> [TASK DESCRIPTION] The records are to be restated in their entirety, word for word.

•••

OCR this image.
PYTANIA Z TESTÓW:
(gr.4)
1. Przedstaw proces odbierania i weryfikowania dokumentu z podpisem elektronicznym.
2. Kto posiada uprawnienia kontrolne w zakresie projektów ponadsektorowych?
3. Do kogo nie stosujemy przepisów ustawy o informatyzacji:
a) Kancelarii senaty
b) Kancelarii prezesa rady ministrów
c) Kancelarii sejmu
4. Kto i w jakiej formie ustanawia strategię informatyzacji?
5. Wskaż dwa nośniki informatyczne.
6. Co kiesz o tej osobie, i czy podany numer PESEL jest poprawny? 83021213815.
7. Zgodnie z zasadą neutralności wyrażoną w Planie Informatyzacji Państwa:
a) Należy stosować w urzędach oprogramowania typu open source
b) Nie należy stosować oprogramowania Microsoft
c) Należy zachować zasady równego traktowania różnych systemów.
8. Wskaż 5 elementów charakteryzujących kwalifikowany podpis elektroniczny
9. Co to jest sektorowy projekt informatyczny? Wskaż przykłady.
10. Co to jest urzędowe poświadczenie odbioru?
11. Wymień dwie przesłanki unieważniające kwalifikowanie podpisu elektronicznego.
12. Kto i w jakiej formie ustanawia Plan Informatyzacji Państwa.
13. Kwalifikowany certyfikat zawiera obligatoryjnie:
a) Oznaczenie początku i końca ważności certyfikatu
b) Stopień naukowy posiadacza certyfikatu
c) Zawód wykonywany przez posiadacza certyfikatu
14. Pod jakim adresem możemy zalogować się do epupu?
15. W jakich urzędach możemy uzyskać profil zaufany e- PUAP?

•••

> [RESPONSE TO THIS TASK]
OCR this image.
PYTANIA Z TESTÓW:
(gr.4)
1. Przedstaw proces odbierania i weryfikowania dokumentu z podpisem elektronicznym.
2. Kto posiada uprawnienia kontrolne w zakresie projektów ponadsektorowych?
3. Do kogo nie stosujemy przepisów ustawy o informatyzacji:
a) Kancelarii senaty
b) Kancelarii prezesa rady ministrów
c) Kancelarii sejmu
4. Kto i w jakiej formie ustanawia strategię informatyzacji?
5. Wskaż dwa nośniki informatyczne.
6. Co kiesz o tej osobie, i czy podany numer PESEL jest poprawny? 83021213815.
7. Zgodnie z zasadą neutralności wyrażoną w Planie Informatyzacji Państwa:
a) Należy stosować w urzędach oprogramowania typu open source
b) Nie należy stosować oprogramowania Microsoft
c) Należy zachować zasady równego traktowania różnych systemów.
8. Wskaż 5 elementów charakteryzujących kwalifikowany podpis elektroniczny
9. Co to jest sektorowy projekt informatyczny? Wskaż przykłady.
10. Co to jest urzędowe poświadczenie odbioru?
11. Wymień dwie przesłanki unieważniające kwalifikowanie podpisu elektronicznego.
12. Kto i w jakiej formie ustanawia Plan Informatyzacji Państwa.
13. Kwalifikowany certyfikat zawiera obligatoryjnie:
a) Oznaczenie początku i końca ważności certyfikatu
b) Stopień naukowy posiadacza certyfikatu
c) Zawód wykonywany przez posiadacza certyfikatu
14. Pod jakim adresem możemy zalogować się do epupu?
15. W jakich urzędach możemy uzyskać profil zaufany e- PUAP?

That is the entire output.